[begin Supplied entries]
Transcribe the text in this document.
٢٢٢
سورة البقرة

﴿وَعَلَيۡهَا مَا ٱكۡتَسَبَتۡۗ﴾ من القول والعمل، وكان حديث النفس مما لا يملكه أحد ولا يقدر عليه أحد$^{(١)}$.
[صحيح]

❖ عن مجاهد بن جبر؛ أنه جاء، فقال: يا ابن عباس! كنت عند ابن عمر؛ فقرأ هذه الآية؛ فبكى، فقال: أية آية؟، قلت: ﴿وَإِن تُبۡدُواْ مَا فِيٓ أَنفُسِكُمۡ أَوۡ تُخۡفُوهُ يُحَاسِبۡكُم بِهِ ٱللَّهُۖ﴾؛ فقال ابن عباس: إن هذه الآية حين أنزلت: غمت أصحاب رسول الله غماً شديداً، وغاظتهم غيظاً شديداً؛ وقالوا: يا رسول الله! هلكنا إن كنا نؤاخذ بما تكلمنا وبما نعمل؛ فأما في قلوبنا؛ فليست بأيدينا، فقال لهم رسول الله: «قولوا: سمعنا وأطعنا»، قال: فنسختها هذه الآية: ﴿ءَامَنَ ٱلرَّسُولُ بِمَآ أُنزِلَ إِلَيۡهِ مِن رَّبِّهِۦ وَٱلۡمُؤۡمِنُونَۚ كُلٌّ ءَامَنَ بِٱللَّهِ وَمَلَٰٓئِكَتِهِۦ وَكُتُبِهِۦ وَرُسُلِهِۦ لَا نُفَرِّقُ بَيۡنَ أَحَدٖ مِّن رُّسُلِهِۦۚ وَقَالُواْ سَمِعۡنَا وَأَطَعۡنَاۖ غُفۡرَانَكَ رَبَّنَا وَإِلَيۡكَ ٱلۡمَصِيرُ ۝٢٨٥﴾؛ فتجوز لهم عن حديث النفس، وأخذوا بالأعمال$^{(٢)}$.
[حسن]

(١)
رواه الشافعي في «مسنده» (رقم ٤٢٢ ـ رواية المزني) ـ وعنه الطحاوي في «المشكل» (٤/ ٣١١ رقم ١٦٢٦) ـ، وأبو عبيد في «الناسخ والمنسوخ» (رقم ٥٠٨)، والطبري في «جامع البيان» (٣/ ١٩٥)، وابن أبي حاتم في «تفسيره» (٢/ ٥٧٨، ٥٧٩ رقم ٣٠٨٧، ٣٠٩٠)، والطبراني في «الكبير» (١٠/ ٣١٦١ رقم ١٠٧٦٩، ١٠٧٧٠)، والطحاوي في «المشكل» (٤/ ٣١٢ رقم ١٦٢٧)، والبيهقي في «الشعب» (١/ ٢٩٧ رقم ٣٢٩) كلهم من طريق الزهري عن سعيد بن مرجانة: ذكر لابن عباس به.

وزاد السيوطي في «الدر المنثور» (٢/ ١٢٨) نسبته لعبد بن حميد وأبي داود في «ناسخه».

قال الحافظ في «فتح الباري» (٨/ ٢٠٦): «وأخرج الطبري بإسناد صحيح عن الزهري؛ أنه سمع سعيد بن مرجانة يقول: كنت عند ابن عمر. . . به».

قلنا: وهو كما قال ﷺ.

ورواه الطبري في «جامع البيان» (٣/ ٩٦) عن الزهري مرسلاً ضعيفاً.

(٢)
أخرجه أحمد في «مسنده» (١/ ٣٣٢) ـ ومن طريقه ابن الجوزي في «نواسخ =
[end Supplied entries]
### Directions for this task
Send back each record exactly as it stands.

### Right answer
Transcribe the text in this document.
٢٢٢
سورة البقرة

﴿وَعَلَيۡهَا مَا ٱكۡتَسَبَتۡۗ﴾ من القول والعمل، وكان حديث النفس مما لا يملكه أحد ولا يقدر عليه أحد$^{(١)}$.
[صحيح]

❖ عن مجاهد بن جبر؛ أنه جاء، فقال: يا ابن عباس! كنت عند ابن عمر؛ فقرأ هذه الآية؛ فبكى، فقال: أية آية؟، قلت: ﴿وَإِن تُبۡدُواْ مَا فِيٓ أَنفُسِكُمۡ أَوۡ تُخۡفُوهُ يُحَاسِبۡكُم بِهِ ٱللَّهُۖ﴾؛ فقال ابن عباس: إن هذه الآية حين أنزلت: غمت أصحاب رسول الله غماً شديداً، وغاظتهم غيظاً شديداً؛ وقالوا: يا رسول الله! هلكنا إن كنا نؤاخذ بما تكلمنا وبما نعمل؛ فأما في قلوبنا؛ فليست بأيدينا، فقال لهم رسول الله: «قولوا: سمعنا وأطعنا»، قال: فنسختها هذه الآية: ﴿ءَامَنَ ٱلرَّسُولُ بِمَآ أُنزِلَ إِلَيۡهِ مِن رَّبِّهِۦ وَٱلۡمُؤۡمِنُونَۚ كُلٌّ ءَامَنَ بِٱللَّهِ وَمَلَٰٓئِكَتِهِۦ وَكُتُبِهِۦ وَرُسُلِهِۦ لَا نُفَرِّقُ بَيۡنَ أَحَدٖ مِّن رُّسُلِهِۦۚ وَقَالُواْ سَمِعۡنَا وَأَطَعۡنَاۖ غُفۡرَانَكَ رَبَّنَا وَإِلَيۡكَ ٱلۡمَصِيرُ ۝٢٨٥﴾؛ فتجوز لهم عن حديث النفس، وأخذوا بالأعمال$^{(٢)}$.
[حسن]

(١)
رواه الشافعي في «مسنده» (رقم ٤٢٢ ـ رواية المزني) ـ وعنه الطحاوي في «المشكل» (٤/ ٣١١ رقم ١٦٢٦) ـ، وأبو عبيد في «الناسخ والمنسوخ» (رقم ٥٠٨)، والطبري في «جامع البيان» (٣/ ١٩٥)، وابن أبي حاتم في «تفسيره» (٢/ ٥٧٨، ٥٧٩ رقم ٣٠٨٧، ٣٠٩٠)، والطبراني في «الكبير» (١٠/ ٣١٦١ رقم ١٠٧٦٩، ١٠٧٧٠)، والطحاوي في «المشكل» (٤/ ٣١٢ رقم ١٦٢٧)، والبيهقي في «الشعب» (١/ ٢٩٧ رقم ٣٢٩) كلهم من طريق الزهري عن سعيد بن مرجانة: ذكر لابن عباس به.

وزاد السيوطي في «الدر المنثور» (٢/ ١٢٨) نسبته لعبد بن حميد وأبي داود في «ناسخه».

قال الحافظ في «فتح الباري» (٨/ ٢٠٦): «وأخرج الطبري بإسناد صحيح عن الزهري؛ أنه سمع سعيد بن مرجانة يقول: كنت عند ابن عمر. . . به».

قلنا: وهو كما قال ﷺ.

ورواه الطبري في «جامع البيان» (٣/ ٩٦) عن الزهري مرسلاً ضعيفاً.

(٢)
أخرجه أحمد في «مسنده» (١/ ٣٣٢) ـ ومن طريقه ابن الجوزي في «نواسخ =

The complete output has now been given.